# Requirement
Where a line of the material contains the string "Filters", copy that line.

** BEGIN Supplied data **

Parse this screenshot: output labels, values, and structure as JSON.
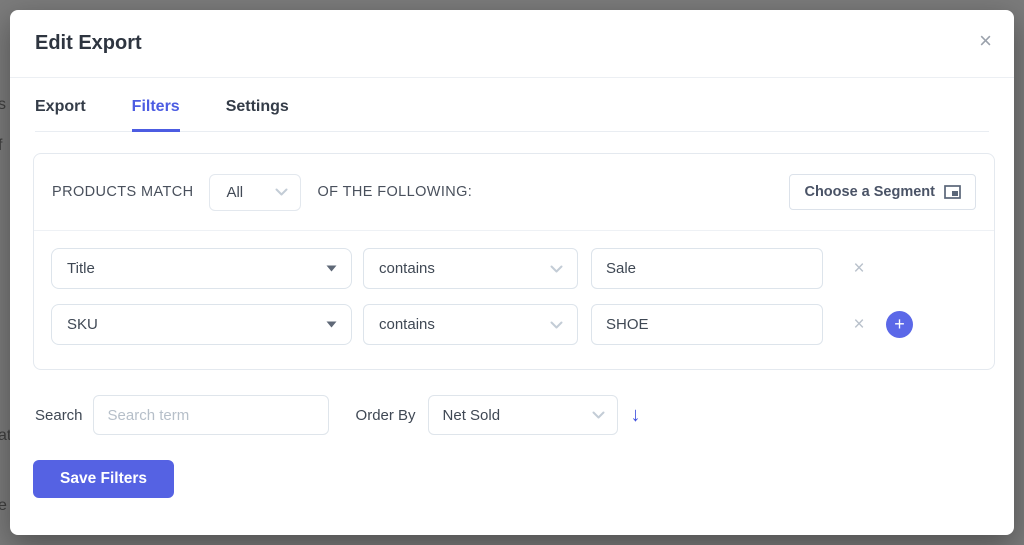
{
  "overlay": {
    "background_fragments": [
      "s",
      "f",
      "at",
      "e"
    ]
  },
  "modal": {
    "title": "Edit Export",
    "close_icon": "×"
  },
  "tabs": [
    {
      "label": "Export"
    },
    {
      "label": "Filters"
    },
    {
      "label": "Settings"
    }
  ],
  "active_tab": "Filters",
  "filter_panel": {
    "match_label": "PRODUCTS MATCH",
    "match_value": "All",
    "following_label": "OF THE FOLLOWING:",
    "segment_button_label": "Choose a Segment",
    "rows": [
      {
        "field": "Title",
        "operator": "contains",
        "value": "Sale",
        "remove_icon": "×"
      },
      {
        "field": "SKU",
        "operator": "contains",
        "value": "SHOE",
        "remove_icon": "×"
      }
    ],
    "add_icon": "+"
  },
  "search": {
    "label": "Search",
    "placeholder": "Search term",
    "value": ""
  },
  "order_by": {
    "label": "Order By",
    "value": "Net Sold",
    "direction_icon": "↓"
  },
  "save_button_label": "Save Filters",
  "colors": {
    "accent": "#4c5ce2",
    "add_button": "#5b68e8",
    "save_button": "#5562e3",
    "overlay": "#7b7b7b"
  }
}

** END Supplied data **

# In response
      "label": "Filters"
  "active_tab": "Filters",
  "save_button_label": "Save Filters",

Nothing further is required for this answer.